[Saved data entries]
****

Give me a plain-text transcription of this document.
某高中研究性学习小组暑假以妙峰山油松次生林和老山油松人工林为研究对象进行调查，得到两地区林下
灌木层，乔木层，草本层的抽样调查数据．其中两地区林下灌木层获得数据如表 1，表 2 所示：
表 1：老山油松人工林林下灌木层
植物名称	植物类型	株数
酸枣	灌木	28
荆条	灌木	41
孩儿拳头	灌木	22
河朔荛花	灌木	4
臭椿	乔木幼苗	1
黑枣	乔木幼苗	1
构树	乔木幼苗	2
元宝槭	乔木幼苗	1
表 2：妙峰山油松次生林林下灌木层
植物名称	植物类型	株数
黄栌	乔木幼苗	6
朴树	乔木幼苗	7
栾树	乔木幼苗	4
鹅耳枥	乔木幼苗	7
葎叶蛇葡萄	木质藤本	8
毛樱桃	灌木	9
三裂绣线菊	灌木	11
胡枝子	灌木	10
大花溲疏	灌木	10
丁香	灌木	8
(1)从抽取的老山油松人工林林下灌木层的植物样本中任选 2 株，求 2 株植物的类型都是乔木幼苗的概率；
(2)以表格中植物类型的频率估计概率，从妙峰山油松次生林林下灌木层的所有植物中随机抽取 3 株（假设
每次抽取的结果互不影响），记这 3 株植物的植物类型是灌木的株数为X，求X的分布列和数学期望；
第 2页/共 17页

****

THE TASK: Can you give every line above again, exactly as written?

ANSWER TO THIS EXERCISE:
Give me a plain-text transcription of this document.
某高中研究性学习小组暑假以妙峰山油松次生林和老山油松人工林为研究对象进行调查，得到两地区林下
灌木层，乔木层，草本层的抽样调查数据．其中两地区林下灌木层获得数据如表 1，表 2 所示：
表 1：老山油松人工林林下灌木层
植物名称	植物类型	株数
酸枣	灌木	28
荆条	灌木	41
孩儿拳头	灌木	22
河朔荛花	灌木	4
臭椿	乔木幼苗	1
黑枣	乔木幼苗	1
构树	乔木幼苗	2
元宝槭	乔木幼苗	1
表 2：妙峰山油松次生林林下灌木层
植物名称	植物类型	株数
黄栌	乔木幼苗	6
朴树	乔木幼苗	7
栾树	乔木幼苗	4
鹅耳枥	乔木幼苗	7
葎叶蛇葡萄	木质藤本	8
毛樱桃	灌木	9
三裂绣线菊	灌木	11
胡枝子	灌木	10
大花溲疏	灌木	10
丁香	灌木	8
(1)从抽取的老山油松人工林林下灌木层的植物样本中任选 2 株，求 2 株植物的类型都是乔木幼苗的概率；
(2)以表格中植物类型的频率估计概率，从妙峰山油松次生林林下灌木层的所有植物中随机抽取 3 株（假设
每次抽取的结果互不影响），记这 3 株植物的植物类型是灌木的株数为X，求X的分布列和数学期望；
第 2页/共 17页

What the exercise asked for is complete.